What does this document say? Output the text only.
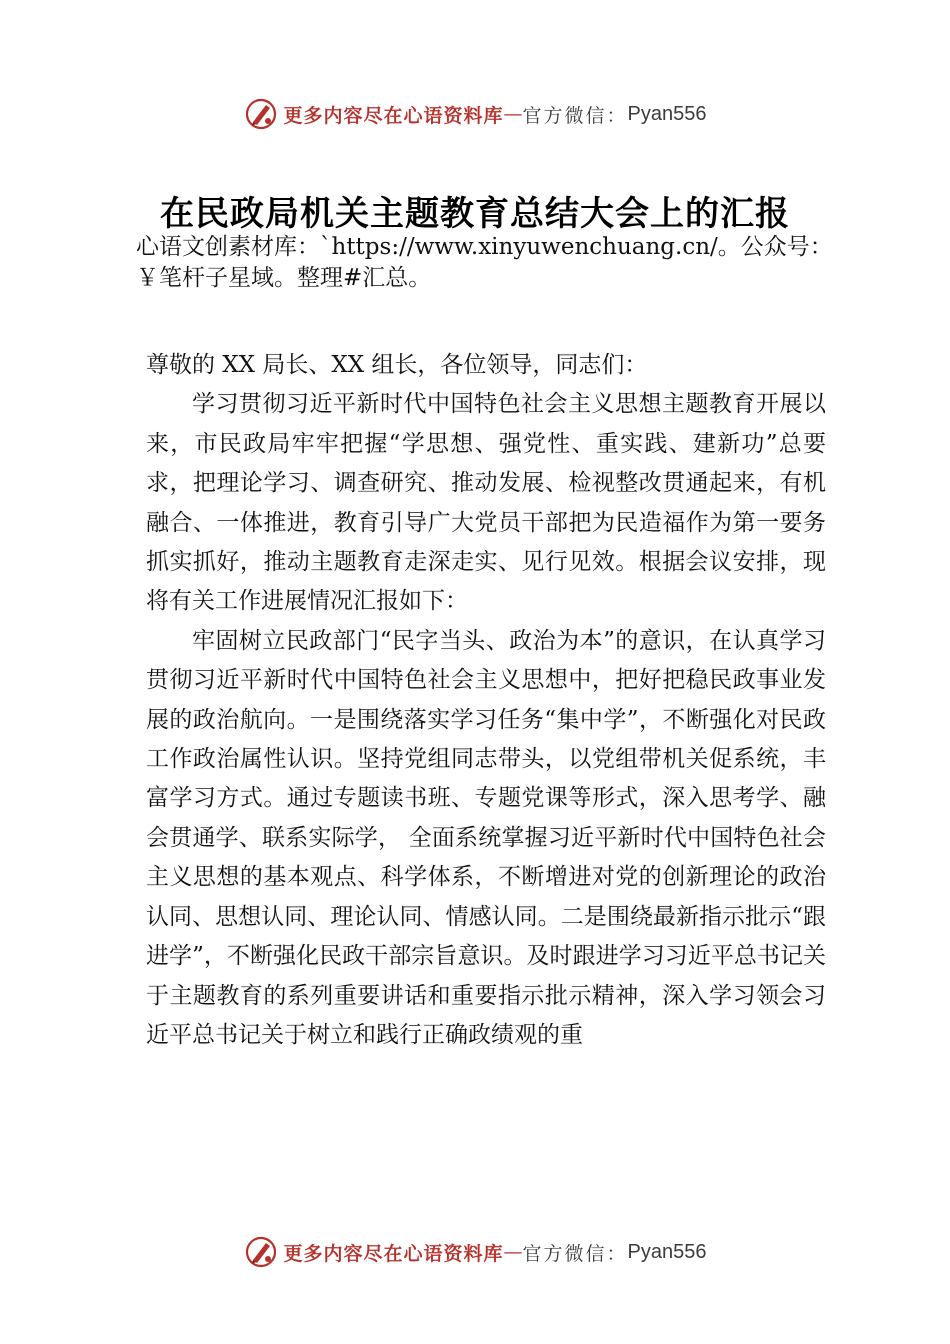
更多内容尽在心语资料库 — 官方微信： Pyan556
在民政局机关主题教育总结大会上的汇报
心语文创素材库：`https://www.xinyuwenchuang.cn/。公众号：￥笔杆子星域。整理#汇总。

尊敬的 XX 局长、XX 组长，各位领导，同志们：

学习贯彻习近平新时代中国特色社会主义思想主题教育开展以来，市民政局牢牢把握“学思想、强党性、重实践、建新功”总要求，把理论学习、调查研究、推动发展、检视整改贯通起来，有机融合、一体推进，教育引导广大党员干部把为民造福作为第一要务抓实抓好，推动主题教育走深走实、见行见效。根据会议安排，现将有关工作进展情况汇报如下：

牢固树立民政部门“民字当头、政治为本”的意识，在认真学习贯彻习近平新时代中国特色社会主义思想中，把好把稳民政事业发展的政治航向。一是围绕落实学习任务“集中学”，不断强化对民政工作政治属性认识。坚持党组同志带头，以党组带机关促系统，丰富学习方式。通过专题读书班、专题党课等形式，深入思考学、融会贯通学、联系实际学， 全面系统掌握习近平新时代中国特色社会主义思想的基本观点、科学体系，不断增进对党的创新理论的政治认同、思想认同、理论认同、情感认同。二是围绕最新指示批示“跟进学”，不断强化民政干部宗旨意识。及时跟进学习习近平总书记关于主题教育的系列重要讲话和重要指示批示精神，深入学习领会习近平总书记关于树立和践行正确政绩观的重

更多内容尽在心语资料库 — 官方微信： Pyan556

★ ★ ★ ★ ★ ★ ★

EXERCISE GOAL: Return all the entries word for word, but omit any pictures they contain.

WRITTEN ANSWER:
What does this document say? Output the text only.
更多内容尽在心语资料库 — 官方微信： Pyan556
在民政局机关主题教育总结大会上的汇报
心语文创素材库：`https://www.xinyuwenchuang.cn/。公众号：￥笔杆子星域。整理#汇总。

尊敬的 XX 局长、XX 组长，各位领导，同志们：

学习贯彻习近平新时代中国特色社会主义思想主题教育开展以来，市民政局牢牢把握“学思想、强党性、重实践、建新功”总要求，把理论学习、调查研究、推动发展、检视整改贯通起来，有机融合、一体推进，教育引导广大党员干部把为民造福作为第一要务抓实抓好，推动主题教育走深走实、见行见效。根据会议安排，现将有关工作进展情况汇报如下：

牢固树立民政部门“民字当头、政治为本”的意识，在认真学习贯彻习近平新时代中国特色社会主义思想中，把好把稳民政事业发展的政治航向。一是围绕落实学习任务“集中学”，不断强化对民政工作政治属性认识。坚持党组同志带头，以党组带机关促系统，丰富学习方式。通过专题读书班、专题党课等形式，深入思考学、融会贯通学、联系实际学， 全面系统掌握习近平新时代中国特色社会主义思想的基本观点、科学体系，不断增进对党的创新理论的政治认同、思想认同、理论认同、情感认同。二是围绕最新指示批示“跟进学”，不断强化民政干部宗旨意识。及时跟进学习习近平总书记关于主题教育的系列重要讲话和重要指示批示精神，深入学习领会习近平总书记关于树立和践行正确政绩观的重

更多内容尽在心语资料库 — 官方微信： Pyan556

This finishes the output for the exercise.